Return the listing below unchanged, minus its pictures.

AVAILABLE RECORDS:
*-*-*

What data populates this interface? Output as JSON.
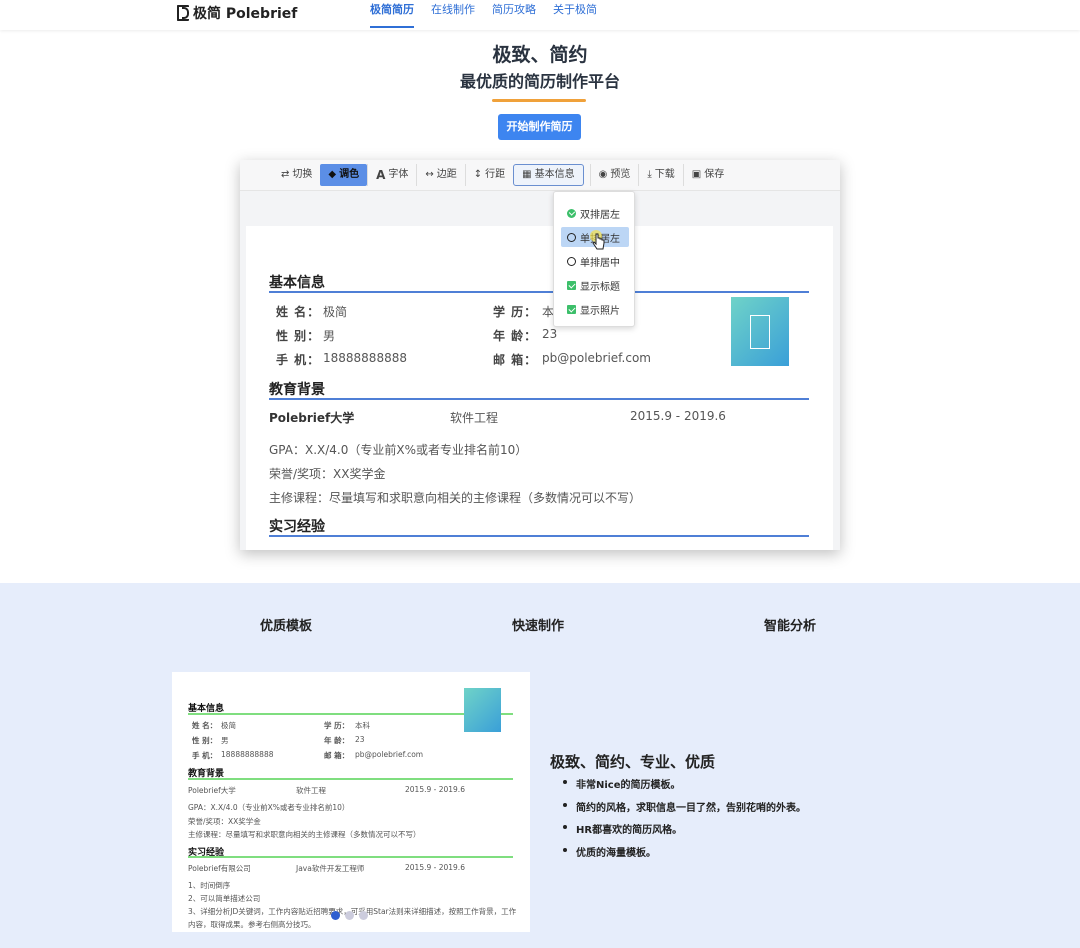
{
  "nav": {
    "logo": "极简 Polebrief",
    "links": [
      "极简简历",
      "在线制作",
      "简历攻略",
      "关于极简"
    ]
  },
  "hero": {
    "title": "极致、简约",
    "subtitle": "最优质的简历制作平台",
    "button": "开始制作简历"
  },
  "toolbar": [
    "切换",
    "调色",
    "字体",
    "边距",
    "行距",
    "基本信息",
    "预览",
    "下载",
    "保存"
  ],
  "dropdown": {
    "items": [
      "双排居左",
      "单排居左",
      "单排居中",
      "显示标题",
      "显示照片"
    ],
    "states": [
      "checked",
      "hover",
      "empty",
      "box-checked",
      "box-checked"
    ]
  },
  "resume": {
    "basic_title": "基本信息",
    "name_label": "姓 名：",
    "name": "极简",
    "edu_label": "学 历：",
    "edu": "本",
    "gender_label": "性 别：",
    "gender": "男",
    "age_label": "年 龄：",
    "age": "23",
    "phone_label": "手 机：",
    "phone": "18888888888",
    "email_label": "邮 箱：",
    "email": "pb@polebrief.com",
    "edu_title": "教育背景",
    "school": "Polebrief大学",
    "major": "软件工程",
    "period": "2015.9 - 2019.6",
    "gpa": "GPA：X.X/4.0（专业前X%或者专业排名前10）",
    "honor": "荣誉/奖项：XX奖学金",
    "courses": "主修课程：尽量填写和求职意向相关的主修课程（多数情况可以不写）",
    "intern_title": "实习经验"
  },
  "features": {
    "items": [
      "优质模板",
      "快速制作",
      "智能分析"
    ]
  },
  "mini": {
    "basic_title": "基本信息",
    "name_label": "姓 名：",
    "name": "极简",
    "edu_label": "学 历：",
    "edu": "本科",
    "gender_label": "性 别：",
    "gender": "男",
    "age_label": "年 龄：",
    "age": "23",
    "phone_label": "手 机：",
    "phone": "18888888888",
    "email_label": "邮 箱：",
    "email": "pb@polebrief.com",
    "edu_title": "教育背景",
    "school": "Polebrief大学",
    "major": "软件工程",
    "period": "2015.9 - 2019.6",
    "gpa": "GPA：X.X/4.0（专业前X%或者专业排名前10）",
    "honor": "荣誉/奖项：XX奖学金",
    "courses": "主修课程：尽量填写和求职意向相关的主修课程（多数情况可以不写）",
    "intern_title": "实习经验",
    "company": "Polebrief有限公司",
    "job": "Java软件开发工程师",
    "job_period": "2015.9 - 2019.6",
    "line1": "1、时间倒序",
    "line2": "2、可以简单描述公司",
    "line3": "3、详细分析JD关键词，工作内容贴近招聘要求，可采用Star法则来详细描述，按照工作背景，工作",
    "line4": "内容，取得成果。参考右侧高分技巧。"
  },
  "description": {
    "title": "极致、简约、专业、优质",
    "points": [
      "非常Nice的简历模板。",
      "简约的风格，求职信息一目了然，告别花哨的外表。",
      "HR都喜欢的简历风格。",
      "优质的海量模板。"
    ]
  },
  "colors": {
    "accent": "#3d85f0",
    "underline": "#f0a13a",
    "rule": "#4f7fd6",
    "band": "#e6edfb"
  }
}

*-*-*

ANSWER TO THIS PROBLEM:
What data populates this interface? Output as JSON.
{
  "nav": {
    "logo": "极简 Polebrief",
    "links": [
      "极简简历",
      "在线制作",
      "简历攻略",
      "关于极简"
    ]
  },
  "hero": {
    "title": "极致、简约",
    "subtitle": "最优质的简历制作平台",
    "button": "开始制作简历"
  },
  "toolbar": [
    "切换",
    "调色",
    "字体",
    "边距",
    "行距",
    "基本信息",
    "预览",
    "下载",
    "保存"
  ],
  "dropdown": {
    "items": [
      "双排居左",
      "单排居左",
      "单排居中",
      "显示标题",
      "显示照片"
    ],
    "states": [
      "checked",
      "hover",
      "empty",
      "box-checked",
      "box-checked"
    ]
  },
  "resume": {
    "basic_title": "基本信息",
    "name_label": "姓 名：",
    "name": "极简",
    "edu_label": "学 历：",
    "edu": "本",
    "gender_label": "性 别：",
    "gender": "男",
    "age_label": "年 龄：",
    "age": "23",
    "phone_label": "手 机：",
    "phone": "18888888888",
    "email_label": "邮 箱：",
    "email": "pb@polebrief.com",
    "edu_title": "教育背景",
    "school": "Polebrief大学",
    "major": "软件工程",
    "period": "2015.9 - 2019.6",
    "gpa": "GPA：X.X/4.0（专业前X%或者专业排名前10）",
    "honor": "荣誉/奖项：XX奖学金",
    "courses": "主修课程：尽量填写和求职意向相关的主修课程（多数情况可以不写）",
    "intern_title": "实习经验"
  },
  "features": {
    "items": [
      "优质模板",
      "快速制作",
      "智能分析"
    ]
  },
  "mini": {
    "basic_title": "基本信息",
    "name_label": "姓 名：",
    "name": "极简",
    "edu_label": "学 历：",
    "edu": "本科",
    "gender_label": "性 别：",
    "gender": "男",
    "age_label": "年 龄：",
    "age": "23",
    "phone_label": "手 机：",
    "phone": "18888888888",
    "email_label": "邮 箱：",
    "email": "pb@polebrief.com",
    "edu_title": "教育背景",
    "school": "Polebrief大学",
    "major": "软件工程",
    "period": "2015.9 - 2019.6",
    "gpa": "GPA：X.X/4.0（专业前X%或者专业排名前10）",
    "honor": "荣誉/奖项：XX奖学金",
    "courses": "主修课程：尽量填写和求职意向相关的主修课程（多数情况可以不写）",
    "intern_title": "实习经验",
    "company": "Polebrief有限公司",
    "job": "Java软件开发工程师",
    "job_period": "2015.9 - 2019.6",
    "line1": "1、时间倒序",
    "line2": "2、可以简单描述公司",
    "line3": "3、详细分析JD关键词，工作内容贴近招聘要求，可采用Star法则来详细描述，按照工作背景，工作",
    "line4": "内容，取得成果。参考右侧高分技巧。"
  },
  "description": {
    "title": "极致、简约、专业、优质",
    "points": [
      "非常Nice的简历模板。",
      "简约的风格，求职信息一目了然，告别花哨的外表。",
      "HR都喜欢的简历风格。",
      "优质的海量模板。"
    ]
  },
  "colors": {
    "accent": "#3d85f0",
    "underline": "#f0a13a",
    "rule": "#4f7fd6",
    "band": "#e6edfb"
  }
}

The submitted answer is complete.